Task directions » Write out, precisely and in full, each line of the material.

Supplied information »
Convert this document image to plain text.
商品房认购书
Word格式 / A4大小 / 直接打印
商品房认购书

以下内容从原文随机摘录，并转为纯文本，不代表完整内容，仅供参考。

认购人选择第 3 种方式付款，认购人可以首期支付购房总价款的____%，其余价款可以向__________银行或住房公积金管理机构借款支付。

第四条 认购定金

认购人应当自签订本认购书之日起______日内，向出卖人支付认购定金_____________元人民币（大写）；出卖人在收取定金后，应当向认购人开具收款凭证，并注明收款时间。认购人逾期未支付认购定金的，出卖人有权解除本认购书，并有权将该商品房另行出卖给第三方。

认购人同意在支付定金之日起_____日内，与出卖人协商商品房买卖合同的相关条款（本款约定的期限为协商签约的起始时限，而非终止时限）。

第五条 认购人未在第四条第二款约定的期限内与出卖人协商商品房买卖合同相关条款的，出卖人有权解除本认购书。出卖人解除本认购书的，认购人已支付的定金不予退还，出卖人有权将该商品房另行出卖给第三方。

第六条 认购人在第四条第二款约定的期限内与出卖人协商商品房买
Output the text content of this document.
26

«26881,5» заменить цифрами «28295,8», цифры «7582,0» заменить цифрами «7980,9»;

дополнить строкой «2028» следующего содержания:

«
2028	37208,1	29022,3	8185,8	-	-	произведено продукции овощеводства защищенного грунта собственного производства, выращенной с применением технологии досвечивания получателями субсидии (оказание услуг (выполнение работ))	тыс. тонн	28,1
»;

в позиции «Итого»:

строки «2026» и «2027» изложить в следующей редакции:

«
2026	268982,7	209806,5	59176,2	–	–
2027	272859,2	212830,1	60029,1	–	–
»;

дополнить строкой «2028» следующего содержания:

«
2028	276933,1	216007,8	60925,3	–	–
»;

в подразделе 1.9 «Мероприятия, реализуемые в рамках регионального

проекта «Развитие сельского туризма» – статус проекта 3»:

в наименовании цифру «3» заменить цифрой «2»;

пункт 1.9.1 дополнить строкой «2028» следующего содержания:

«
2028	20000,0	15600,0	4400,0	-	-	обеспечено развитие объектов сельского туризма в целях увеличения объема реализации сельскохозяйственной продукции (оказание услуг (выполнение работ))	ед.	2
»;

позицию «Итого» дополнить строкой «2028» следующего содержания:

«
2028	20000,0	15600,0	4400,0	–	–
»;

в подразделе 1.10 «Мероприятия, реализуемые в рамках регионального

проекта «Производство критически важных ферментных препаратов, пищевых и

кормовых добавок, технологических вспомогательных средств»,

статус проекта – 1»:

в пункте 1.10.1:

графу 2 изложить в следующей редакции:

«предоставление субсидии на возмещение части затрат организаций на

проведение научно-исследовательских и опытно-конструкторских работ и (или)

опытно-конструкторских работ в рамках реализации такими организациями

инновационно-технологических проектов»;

Solved problem »
Convert this document image to plain text.
商品房认购书
Word格式 / A4大小 / 直接打印
商品房认购书

以下内容从原文随机摘录，并转为纯文本，不代表完整内容，仅供参考。

认购人选择第 3 种方式付款，认购人可以首期支付购房总价款的____%，其余价款可以向__________银行或住房公积金管理机构借款支付。

第四条 认购定金

认购人应当自签订本认购书之日起______日内，向出卖人支付认购定金_____________元人民币（大写）；出卖人在收取定金后，应当向认购人开具收款凭证，并注明收款时间。认购人逾期未支付认购定金的，出卖人有权解除本认购书，并有权将该商品房另行出卖给第三方。

认购人同意在支付定金之日起_____日内，与出卖人协商商品房买卖合同的相关条款（本款约定的期限为协商签约的起始时限，而非终止时限）。

第五条 认购人未在第四条第二款约定的期限内与出卖人协商商品房买卖合同相关条款的，出卖人有权解除本认购书。出卖人解除本认购书的，认购人已支付的定金不予退还，出卖人有权将该商品房另行出卖给第三方。

第六条 认购人在第四条第二款约定的期限内与出卖人协商商品房买
Output the text content of this document.
26

«26881,5» заменить цифрами «28295,8», цифры «7582,0» заменить цифрами «7980,9»;

дополнить строкой «2028» следующего содержания:

«
2028	37208,1	29022,3	8185,8	-	-	произведено продукции овощеводства защищенного грунта собственного производства, выращенной с применением технологии досвечивания получателями субсидии (оказание услуг (выполнение работ))	тыс. тонн	28,1
»;

в позиции «Итого»:

строки «2026» и «2027» изложить в следующей редакции:

«
2026	268982,7	209806,5	59176,2	–	–
2027	272859,2	212830,1	60029,1	–	–
»;

дополнить строкой «2028» следующего содержания:

«
2028	276933,1	216007,8	60925,3	–	–
»;

в подразделе 1.9 «Мероприятия, реализуемые в рамках регионального

проекта «Развитие сельского туризма» – статус проекта 3»:

в наименовании цифру «3» заменить цифрой «2»;

пункт 1.9.1 дополнить строкой «2028» следующего содержания:

«
2028	20000,0	15600,0	4400,0	-	-	обеспечено развитие объектов сельского туризма в целях увеличения объема реализации сельскохозяйственной продукции (оказание услуг (выполнение работ))	ед.	2
»;

позицию «Итого» дополнить строкой «2028» следующего содержания:

«
2028	20000,0	15600,0	4400,0	–	–
»;

в подразделе 1.10 «Мероприятия, реализуемые в рамках регионального

проекта «Производство критически важных ферментных препаратов, пищевых и

кормовых добавок, технологических вспомогательных средств»,

статус проекта – 1»:

в пункте 1.10.1:

графу 2 изложить в следующей редакции:

«предоставление субсидии на возмещение части затрат организаций на

проведение научно-исследовательских и опытно-конструкторских работ и (или)

опытно-конструкторских работ в рамках реализации такими организациями

инновационно-технологических проектов»;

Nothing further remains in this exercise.